Entries with figure data:
_ _ _
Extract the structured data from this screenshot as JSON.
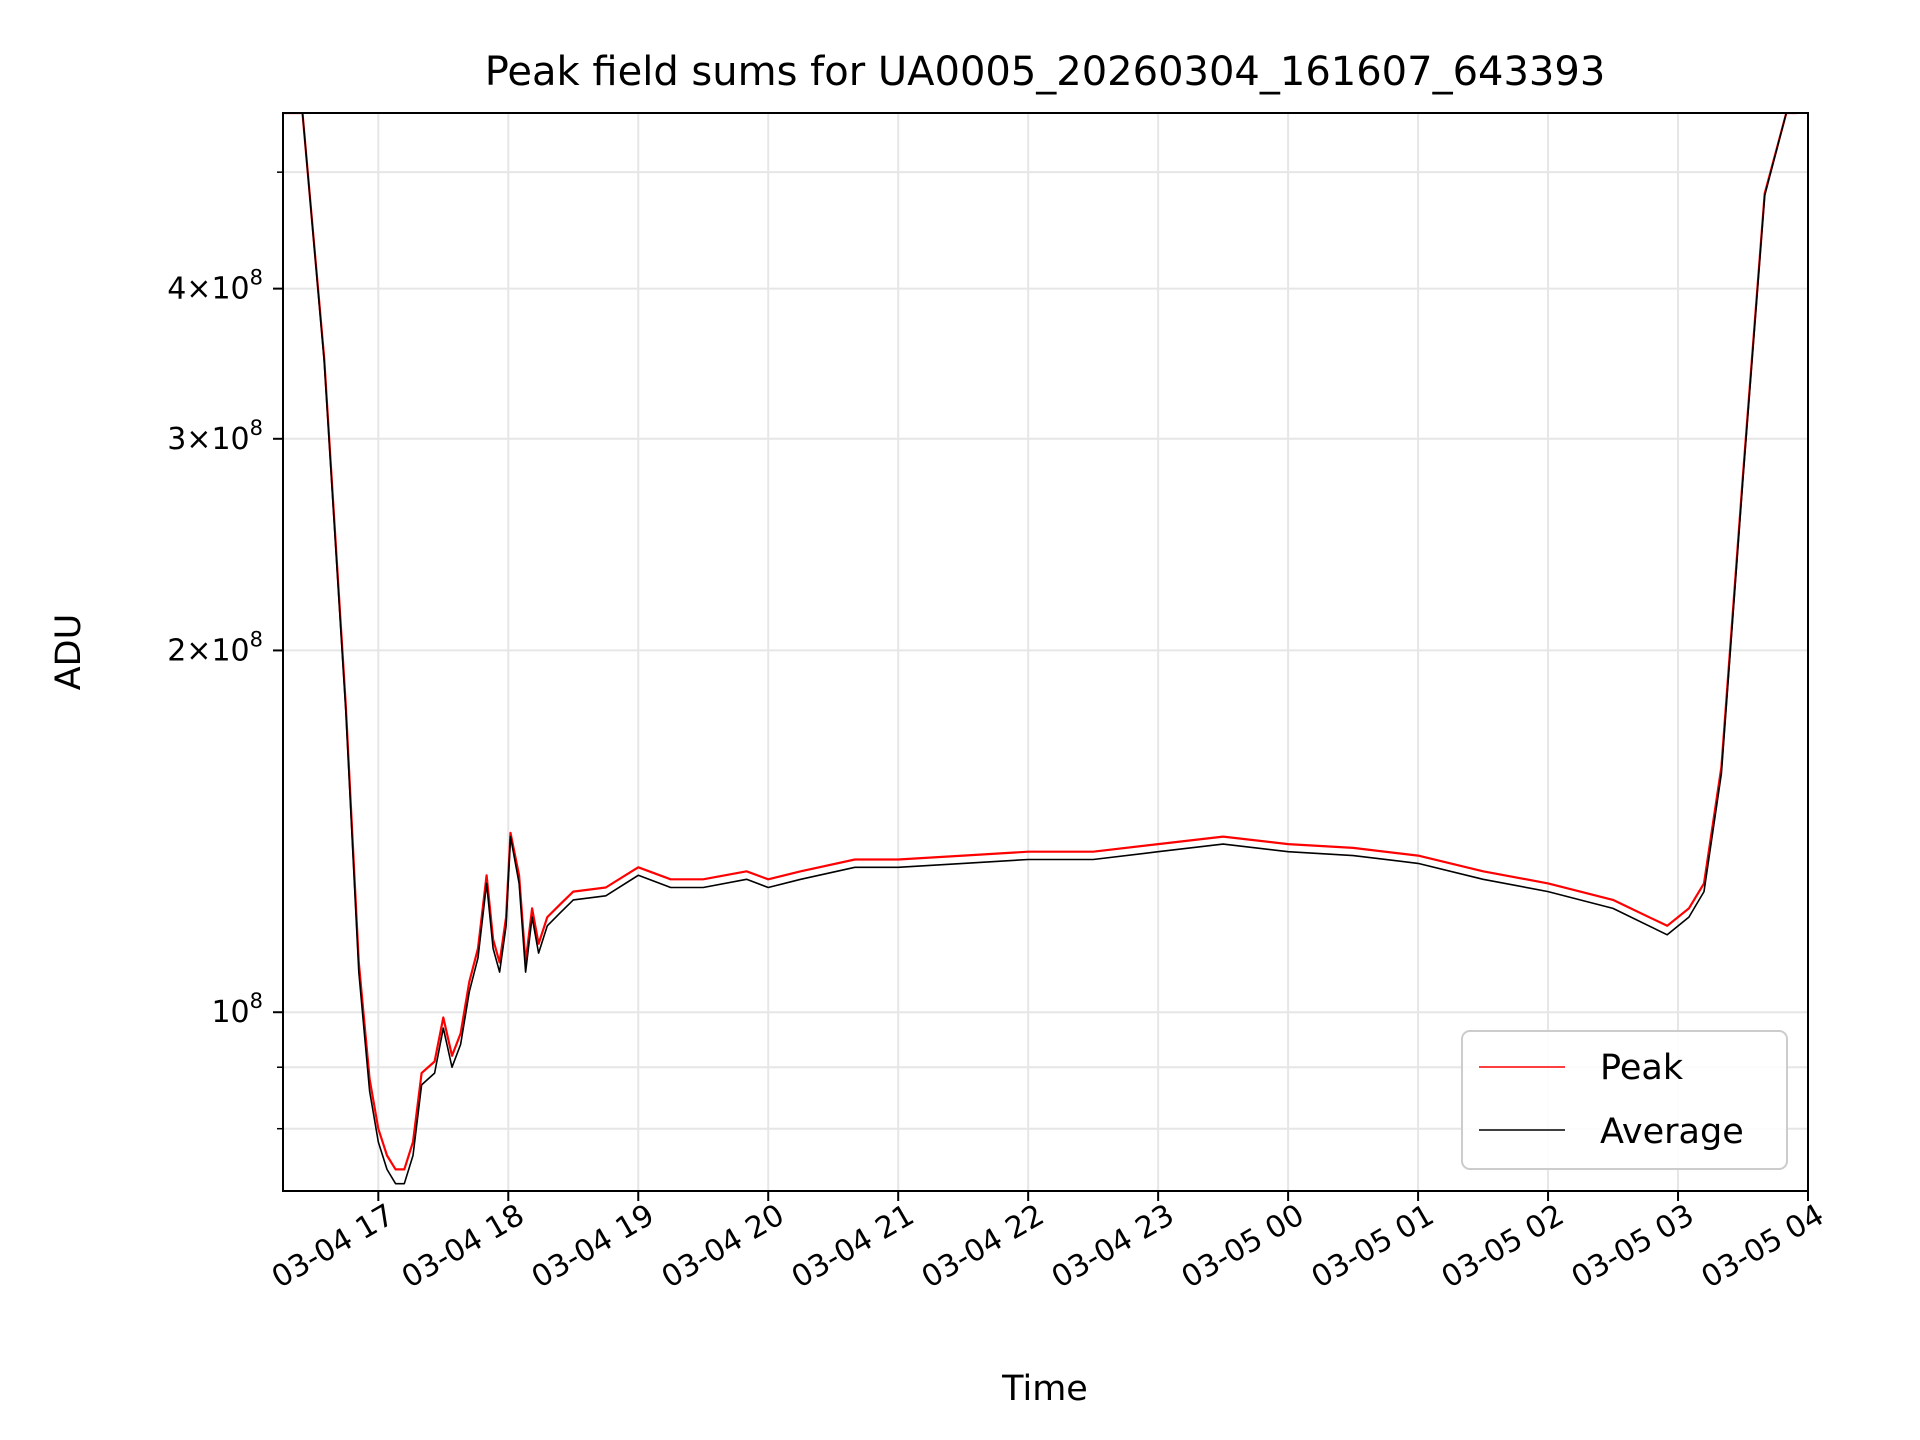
{
  "chart_data": {
    "type": "line",
    "title": "Peak field sums for UA0005_20260304_161607_643393",
    "xlabel": "Time",
    "ylabel": "ADU",
    "x_axis": "time",
    "y_scale": "log",
    "xlim": [
      "2026-03-04 16:16",
      "2026-03-05 04:00"
    ],
    "ylim": [
      71000000,
      560000000
    ],
    "x_ticks": [
      "03-04 17",
      "03-04 18",
      "03-04 19",
      "03-04 20",
      "03-04 21",
      "03-04 22",
      "03-04 23",
      "03-05 00",
      "03-05 01",
      "03-05 02",
      "03-05 03",
      "03-05 04"
    ],
    "x_tick_values": [
      "2026-03-04 17:00",
      "2026-03-04 18:00",
      "2026-03-04 19:00",
      "2026-03-04 20:00",
      "2026-03-04 21:00",
      "2026-03-04 22:00",
      "2026-03-04 23:00",
      "2026-03-05 00:00",
      "2026-03-05 01:00",
      "2026-03-05 02:00",
      "2026-03-05 03:00",
      "2026-03-05 04:00"
    ],
    "y_ticks": [
      {
        "value": 400000000,
        "mant": "4",
        "exp": "8"
      },
      {
        "value": 300000000,
        "mant": "3",
        "exp": "8"
      },
      {
        "value": 200000000,
        "mant": "2",
        "exp": "8"
      },
      {
        "value": 100000000,
        "mant": "",
        "exp": "8"
      }
    ],
    "y_minor_ticks": [
      80000000,
      90000000,
      500000000
    ],
    "grid": true,
    "legend": {
      "position": "lower-right",
      "entries": [
        "Peak",
        "Average"
      ]
    },
    "series": [
      {
        "name": "Peak",
        "color": "#ff0000",
        "x": [
          "2026-03-04 16:16",
          "2026-03-04 16:25",
          "2026-03-04 16:35",
          "2026-03-04 16:45",
          "2026-03-04 16:51",
          "2026-03-04 16:56",
          "2026-03-04 17:00",
          "2026-03-04 17:04",
          "2026-03-04 17:08",
          "2026-03-04 17:12",
          "2026-03-04 17:16",
          "2026-03-04 17:20",
          "2026-03-04 17:26",
          "2026-03-04 17:30",
          "2026-03-04 17:34",
          "2026-03-04 17:38",
          "2026-03-04 17:42",
          "2026-03-04 17:46",
          "2026-03-04 17:50",
          "2026-03-04 17:53",
          "2026-03-04 17:56",
          "2026-03-04 17:59",
          "2026-03-04 18:01",
          "2026-03-04 18:05",
          "2026-03-04 18:08",
          "2026-03-04 18:11",
          "2026-03-04 18:14",
          "2026-03-04 18:18",
          "2026-03-04 18:24",
          "2026-03-04 18:30",
          "2026-03-04 18:45",
          "2026-03-04 19:00",
          "2026-03-04 19:15",
          "2026-03-04 19:30",
          "2026-03-04 19:50",
          "2026-03-04 20:00",
          "2026-03-04 20:15",
          "2026-03-04 20:40",
          "2026-03-04 21:00",
          "2026-03-04 21:30",
          "2026-03-04 22:00",
          "2026-03-04 22:30",
          "2026-03-04 23:00",
          "2026-03-04 23:30",
          "2026-03-05 00:00",
          "2026-03-05 00:30",
          "2026-03-05 01:00",
          "2026-03-05 01:30",
          "2026-03-05 02:00",
          "2026-03-05 02:30",
          "2026-03-05 02:55",
          "2026-03-05 03:05",
          "2026-03-05 03:12",
          "2026-03-05 03:20",
          "2026-03-05 03:30",
          "2026-03-05 03:40",
          "2026-03-05 03:50",
          "2026-03-05 03:55"
        ],
        "values": [
          560000000,
          560000000,
          350000000,
          180000000,
          110000000,
          88000000,
          80000000,
          76000000,
          74000000,
          74000000,
          78000000,
          89000000,
          91000000,
          99000000,
          92000000,
          96000000,
          106000000,
          113000000,
          130000000,
          115000000,
          110000000,
          120000000,
          141000000,
          130000000,
          110000000,
          122000000,
          114000000,
          120000000,
          123000000,
          126000000,
          127000000,
          132000000,
          129000000,
          129000000,
          131000000,
          129000000,
          131000000,
          134000000,
          134000000,
          135000000,
          136000000,
          136000000,
          138000000,
          140000000,
          138000000,
          137000000,
          135000000,
          131000000,
          128000000,
          124000000,
          118000000,
          122000000,
          128000000,
          160000000,
          280000000,
          480000000,
          560000000,
          560000000
        ]
      },
      {
        "name": "Average",
        "color": "#000000",
        "x": [
          "2026-03-04 16:16",
          "2026-03-04 16:25",
          "2026-03-04 16:35",
          "2026-03-04 16:45",
          "2026-03-04 16:51",
          "2026-03-04 16:56",
          "2026-03-04 17:00",
          "2026-03-04 17:04",
          "2026-03-04 17:08",
          "2026-03-04 17:12",
          "2026-03-04 17:16",
          "2026-03-04 17:20",
          "2026-03-04 17:26",
          "2026-03-04 17:30",
          "2026-03-04 17:34",
          "2026-03-04 17:38",
          "2026-03-04 17:42",
          "2026-03-04 17:46",
          "2026-03-04 17:50",
          "2026-03-04 17:53",
          "2026-03-04 17:56",
          "2026-03-04 17:59",
          "2026-03-04 18:01",
          "2026-03-04 18:05",
          "2026-03-04 18:08",
          "2026-03-04 18:11",
          "2026-03-04 18:14",
          "2026-03-04 18:18",
          "2026-03-04 18:24",
          "2026-03-04 18:30",
          "2026-03-04 18:45",
          "2026-03-04 19:00",
          "2026-03-04 19:15",
          "2026-03-04 19:30",
          "2026-03-04 19:50",
          "2026-03-04 20:00",
          "2026-03-04 20:15",
          "2026-03-04 20:40",
          "2026-03-04 21:00",
          "2026-03-04 21:30",
          "2026-03-04 22:00",
          "2026-03-04 22:30",
          "2026-03-04 23:00",
          "2026-03-04 23:30",
          "2026-03-05 00:00",
          "2026-03-05 00:30",
          "2026-03-05 01:00",
          "2026-03-05 01:30",
          "2026-03-05 02:00",
          "2026-03-05 02:30",
          "2026-03-05 02:55",
          "2026-03-05 03:05",
          "2026-03-05 03:12",
          "2026-03-05 03:20",
          "2026-03-05 03:30",
          "2026-03-05 03:40",
          "2026-03-05 03:50",
          "2026-03-05 03:55"
        ],
        "values": [
          560000000,
          560000000,
          348000000,
          178000000,
          108000000,
          86000000,
          78000000,
          74000000,
          72000000,
          72000000,
          76000000,
          87000000,
          89000000,
          97000000,
          90000000,
          94000000,
          104000000,
          111000000,
          128000000,
          113000000,
          108000000,
          118000000,
          140000000,
          128000000,
          108000000,
          120000000,
          112000000,
          118000000,
          121000000,
          124000000,
          125000000,
          130000000,
          127000000,
          127000000,
          129000000,
          127000000,
          129000000,
          132000000,
          132000000,
          133000000,
          134000000,
          134000000,
          136000000,
          138000000,
          136000000,
          135000000,
          133000000,
          129000000,
          126000000,
          122000000,
          116000000,
          120000000,
          126000000,
          158000000,
          278000000,
          478000000,
          560000000,
          560000000
        ]
      }
    ]
  }
}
_ _ _
GIVEN REQUEST: Search the data for "Peak". Copy every line that has it.

ANSWER TO THE EXERCISE:
    "title": "Peak field sums for UA0005_20260304_161607_643393",
        "Peak",
        "name": "Peak",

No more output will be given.